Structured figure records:
===
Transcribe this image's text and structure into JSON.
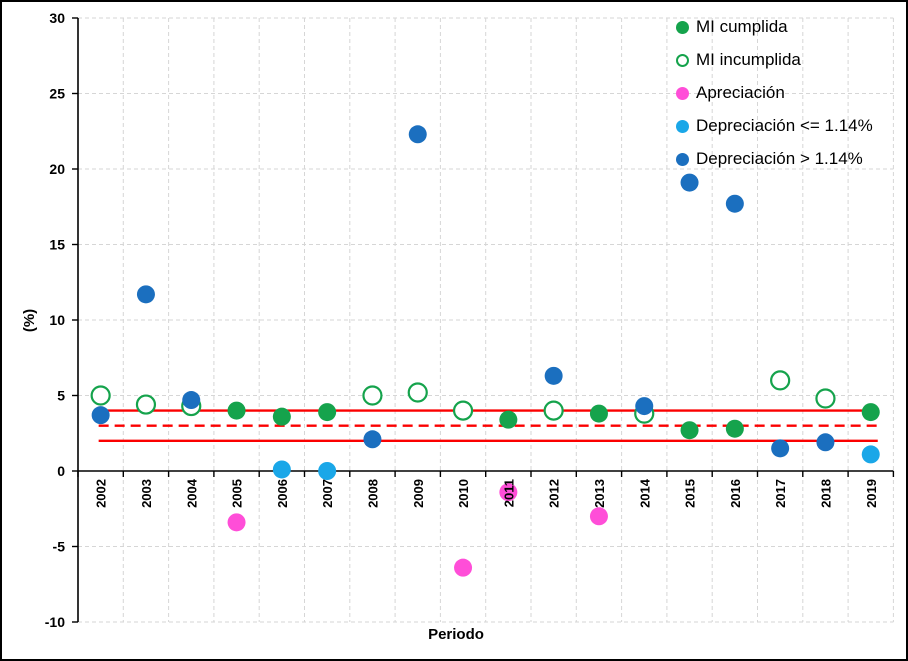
{
  "chart_data": {
    "type": "scatter",
    "title": "",
    "xlabel": "Periodo",
    "ylabel": "(%)",
    "ylim": [
      -10,
      30
    ],
    "ytick_step": 5,
    "grid": "dashed-gray-both-axes",
    "legend_position": "top-right-inside",
    "categories": [
      "2002",
      "2003",
      "2004",
      "2005",
      "2006",
      "2007",
      "2008",
      "2009",
      "2010",
      "2011",
      "2012",
      "2013",
      "2014",
      "2015",
      "2016",
      "2017",
      "2018",
      "2019"
    ],
    "series": [
      {
        "name": "MI cumplida",
        "color": "#15a34c",
        "marker": "filled",
        "points": {
          "2005": 4.0,
          "2006": 3.6,
          "2007": 3.9,
          "2011": 3.4,
          "2013": 3.8,
          "2015": 2.7,
          "2016": 2.8,
          "2019": 3.9
        }
      },
      {
        "name": "MI incumplida",
        "color": "#15a34c",
        "marker": "open",
        "points": {
          "2002": 5.0,
          "2003": 4.4,
          "2004": 4.3,
          "2008": 5.0,
          "2009": 5.2,
          "2010": 4.0,
          "2012": 4.0,
          "2014": 3.8,
          "2017": 6.0,
          "2018": 4.8
        }
      },
      {
        "name": "Apreciación",
        "color": "#ff4ed8",
        "marker": "filled",
        "points": {
          "2005": -3.4,
          "2010": -6.4,
          "2011": -1.4,
          "2013": -3.0
        }
      },
      {
        "name": "Depreciación <= 1.14%",
        "color": "#1aa7e8",
        "marker": "filled",
        "points": {
          "2006": 0.1,
          "2007": 0.0,
          "2019": 1.1
        }
      },
      {
        "name": "Depreciación > 1.14%",
        "color": "#1b6fbf",
        "marker": "filled",
        "points": {
          "2002": 3.7,
          "2003": 11.7,
          "2004": 4.7,
          "2008": 2.1,
          "2009": 22.3,
          "2012": 6.3,
          "2014": 4.3,
          "2015": 19.1,
          "2016": 17.7,
          "2017": 1.5,
          "2018": 1.9
        }
      }
    ],
    "ref_lines": [
      {
        "value": 4.0,
        "style": "solid",
        "color": "#fb0000"
      },
      {
        "value": 3.0,
        "style": "dashed",
        "color": "#fb0000"
      },
      {
        "value": 2.0,
        "style": "solid",
        "color": "#fb0000"
      }
    ]
  }
}
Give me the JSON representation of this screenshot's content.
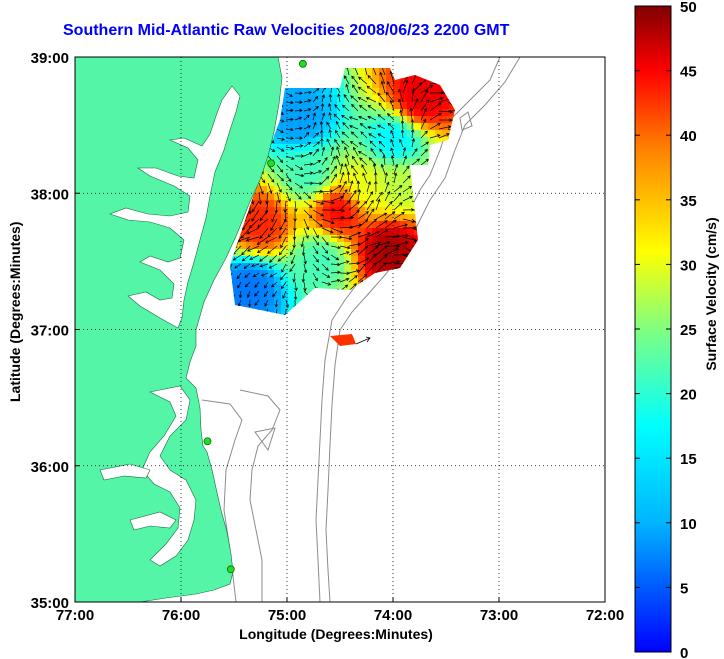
{
  "title": "Southern Mid-Atlantic Raw Velocities 2008/06/23 2200 GMT",
  "axes": {
    "xlabel": "Longitude (Degrees:Minutes)",
    "ylabel": "Latitude (Degrees:Minutes)",
    "xticks": [
      "77:00",
      "76:00",
      "75:00",
      "74:00",
      "73:00",
      "72:00"
    ],
    "yticks": [
      "39:00",
      "38:00",
      "37:00",
      "36:00",
      "35:00"
    ],
    "xlim": [
      -77,
      -72
    ],
    "ylim": [
      35,
      39
    ],
    "grid": "dotted"
  },
  "colorbar": {
    "label": "Surface Velocity (cm/s)",
    "ticks": [
      "0",
      "5",
      "10",
      "15",
      "20",
      "25",
      "30",
      "35",
      "40",
      "45",
      "50"
    ],
    "range": [
      0,
      50
    ],
    "colormap": "jet"
  },
  "colors": {
    "land": "#55f5a8",
    "ocean": "#ffffff",
    "bathymetry": "#8c8c8c",
    "station": "#22dd22",
    "title": "#0000ff"
  },
  "stations": [
    {
      "lon": -74.85,
      "lat": 38.95
    },
    {
      "lon": -75.15,
      "lat": 38.22
    },
    {
      "lon": -75.75,
      "lat": 36.18
    },
    {
      "lon": -75.53,
      "lat": 35.24
    }
  ]
}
===
▶ [Task to carry out] Return the material word for word. Pictures are not part of the copy.

▶ [Response to the task]
Transcribe this image's text and structure into JSON.
{
  "chart_data": {
    "type": "scatter",
    "title": "",
    "xlabel": "Periodo",
    "ylabel": "(%)",
    "ylim": [
      -10,
      30
    ],
    "ytick_step": 5,
    "grid": "dashed-gray-both-axes",
    "legend_position": "top-right-inside",
    "categories": [
      "2002",
      "2003",
      "2004",
      "2005",
      "2006",
      "2007",
      "2008",
      "2009",
      "2010",
      "2011",
      "2012",
      "2013",
      "2014",
      "2015",
      "2016",
      "2017",
      "2018",
      "2019"
    ],
    "series": [
      {
        "name": "MI cumplida",
        "color": "#15a34c",
        "marker": "filled",
        "points": {
          "2005": 4.0,
          "2006": 3.6,
          "2007": 3.9,
          "2011": 3.4,
          "2013": 3.8,
          "2015": 2.7,
          "2016": 2.8,
          "2019": 3.9
        }
      },
      {
        "name": "MI incumplida",
        "color": "#15a34c",
        "marker": "open",
        "points": {
          "2002": 5.0,
          "2003": 4.4,
          "2004": 4.3,
          "2008": 5.0,
          "2009": 5.2,
          "2010": 4.0,
          "2012": 4.0,
          "2014": 3.8,
          "2017": 6.0,
          "2018": 4.8
        }
      },
      {
        "name": "Apreciación",
        "color": "#ff4ed8",
        "marker": "filled",
        "points": {
          "2005": -3.4,
          "2010": -6.4,
          "2011": -1.4,
          "2013": -3.0
        }
      },
      {
        "name": "Depreciación <= 1.14%",
        "color": "#1aa7e8",
        "marker": "filled",
        "points": {
          "2006": 0.1,
          "2007": 0.0,
          "2019": 1.1
        }
      },
      {
        "name": "Depreciación > 1.14%",
        "color": "#1b6fbf",
        "marker": "filled",
        "points": {
          "2002": 3.7,
          "2003": 11.7,
          "2004": 4.7,
          "2008": 2.1,
          "2009": 22.3,
          "2012": 6.3,
          "2014": 4.3,
          "2015": 19.1,
          "2016": 17.7,
          "2017": 1.5,
          "2018": 1.9
        }
      }
    ],
    "ref_lines": [
      {
        "value": 4.0,
        "style": "solid",
        "color": "#fb0000"
      },
      {
        "value": 3.0,
        "style": "dashed",
        "color": "#fb0000"
      },
      {
        "value": 2.0,
        "style": "solid",
        "color": "#fb0000"
      }
    ]
  }
}
Give me the JSON representation of this screenshot's content.
{
  "title": "Southern Mid-Atlantic Raw Velocities 2008/06/23 2200 GMT",
  "axes": {
    "xlabel": "Longitude (Degrees:Minutes)",
    "ylabel": "Latitude (Degrees:Minutes)",
    "xticks": [
      "77:00",
      "76:00",
      "75:00",
      "74:00",
      "73:00",
      "72:00"
    ],
    "yticks": [
      "39:00",
      "38:00",
      "37:00",
      "36:00",
      "35:00"
    ],
    "xlim": [
      -77,
      -72
    ],
    "ylim": [
      35,
      39
    ],
    "grid": "dotted"
  },
  "colorbar": {
    "label": "Surface Velocity (cm/s)",
    "ticks": [
      "0",
      "5",
      "10",
      "15",
      "20",
      "25",
      "30",
      "35",
      "40",
      "45",
      "50"
    ],
    "range": [
      0,
      50
    ],
    "colormap": "jet"
  },
  "colors": {
    "land": "#55f5a8",
    "ocean": "#ffffff",
    "bathymetry": "#8c8c8c",
    "station": "#22dd22",
    "title": "#0000ff"
  },
  "stations": [
    {
      "lon": -74.85,
      "lat": 38.95
    },
    {
      "lon": -75.15,
      "lat": 38.22
    },
    {
      "lon": -75.75,
      "lat": 36.18
    },
    {
      "lon": -75.53,
      "lat": 35.24
    }
  ]
}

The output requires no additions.